*What is being asked*.
Search the listing below for the word "median" and copy each line that holds it.

*Entries*.
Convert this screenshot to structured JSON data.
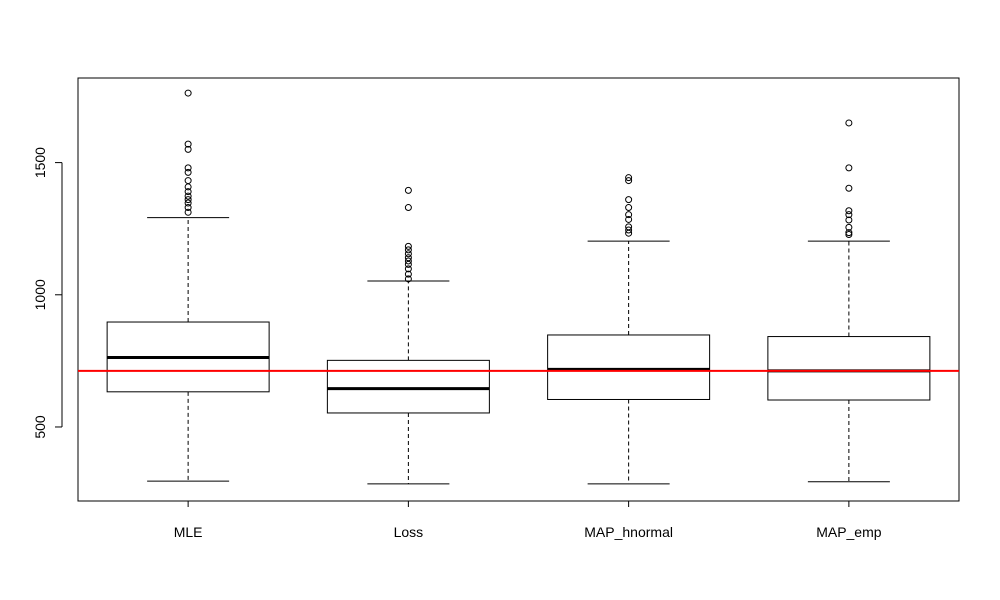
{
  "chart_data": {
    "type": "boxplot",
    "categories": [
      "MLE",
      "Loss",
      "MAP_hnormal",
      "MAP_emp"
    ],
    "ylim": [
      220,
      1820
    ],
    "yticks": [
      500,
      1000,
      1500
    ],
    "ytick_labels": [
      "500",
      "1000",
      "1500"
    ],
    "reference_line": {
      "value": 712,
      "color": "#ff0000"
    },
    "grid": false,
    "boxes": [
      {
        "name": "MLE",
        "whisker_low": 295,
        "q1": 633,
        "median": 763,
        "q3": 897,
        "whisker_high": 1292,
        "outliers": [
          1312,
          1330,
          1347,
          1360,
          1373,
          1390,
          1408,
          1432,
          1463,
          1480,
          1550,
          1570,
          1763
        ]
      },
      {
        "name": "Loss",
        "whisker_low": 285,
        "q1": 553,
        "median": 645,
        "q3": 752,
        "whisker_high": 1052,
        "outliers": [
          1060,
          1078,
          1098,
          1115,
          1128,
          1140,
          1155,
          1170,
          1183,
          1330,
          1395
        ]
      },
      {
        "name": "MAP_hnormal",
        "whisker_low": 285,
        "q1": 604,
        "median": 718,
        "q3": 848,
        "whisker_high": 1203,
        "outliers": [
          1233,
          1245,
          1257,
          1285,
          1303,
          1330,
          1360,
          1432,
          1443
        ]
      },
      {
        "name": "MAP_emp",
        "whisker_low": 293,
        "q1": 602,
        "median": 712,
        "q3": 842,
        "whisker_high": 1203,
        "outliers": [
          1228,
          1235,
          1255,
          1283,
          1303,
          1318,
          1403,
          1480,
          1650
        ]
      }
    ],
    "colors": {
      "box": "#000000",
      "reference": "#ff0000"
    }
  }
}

*Worked answer*.
        "median": 763,
        "median": 645,
        "median": 718,
        "median": 712,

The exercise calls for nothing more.